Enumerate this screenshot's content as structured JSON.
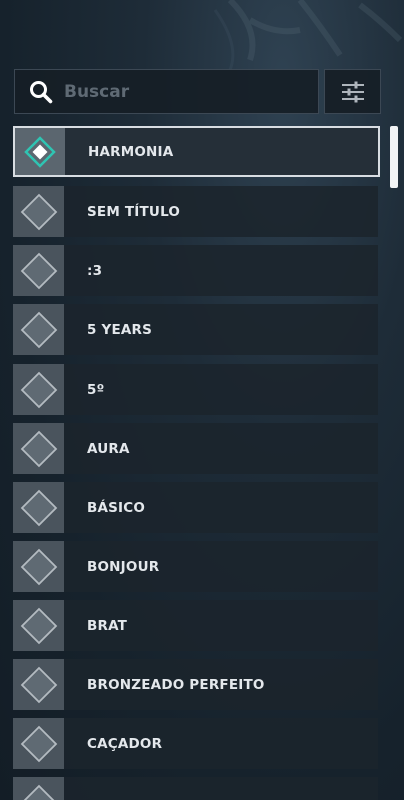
{
  "search": {
    "placeholder": "Buscar",
    "value": "",
    "icon": "search-icon"
  },
  "filter": {
    "icon": "sliders-icon"
  },
  "colors": {
    "accent": "#2fc4b2",
    "selected_border": "#d8dde2",
    "text": "#e4e8ec"
  },
  "items": [
    {
      "label": "HARMONIA",
      "selected": true
    },
    {
      "label": "SEM TÍTULO",
      "selected": false
    },
    {
      "label": ":3",
      "selected": false
    },
    {
      "label": "5 YEARS",
      "selected": false
    },
    {
      "label": "5º",
      "selected": false
    },
    {
      "label": "AURA",
      "selected": false
    },
    {
      "label": "BÁSICO",
      "selected": false
    },
    {
      "label": "BONJOUR",
      "selected": false
    },
    {
      "label": "BRAT",
      "selected": false
    },
    {
      "label": "BRONZEADO PERFEITO",
      "selected": false
    },
    {
      "label": "CAÇADOR",
      "selected": false
    },
    {
      "label": "",
      "selected": false
    }
  ]
}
___
*EXERCISE:*
Transcribe every line in the entries above, taking out only the images.

*RESPONSE:*
Enumerate this screenshot's content as structured JSON.
{
  "search": {
    "placeholder": "Buscar",
    "value": "",
    "icon": "search-icon"
  },
  "filter": {
    "icon": "sliders-icon"
  },
  "colors": {
    "accent": "#2fc4b2",
    "selected_border": "#d8dde2",
    "text": "#e4e8ec"
  },
  "items": [
    {
      "label": "HARMONIA",
      "selected": true
    },
    {
      "label": "SEM TÍTULO",
      "selected": false
    },
    {
      "label": ":3",
      "selected": false
    },
    {
      "label": "5 YEARS",
      "selected": false
    },
    {
      "label": "5º",
      "selected": false
    },
    {
      "label": "AURA",
      "selected": false
    },
    {
      "label": "BÁSICO",
      "selected": false
    },
    {
      "label": "BONJOUR",
      "selected": false
    },
    {
      "label": "BRAT",
      "selected": false
    },
    {
      "label": "BRONZEADO PERFEITO",
      "selected": false
    },
    {
      "label": "CAÇADOR",
      "selected": false
    },
    {
      "label": "",
      "selected": false
    }
  ]
}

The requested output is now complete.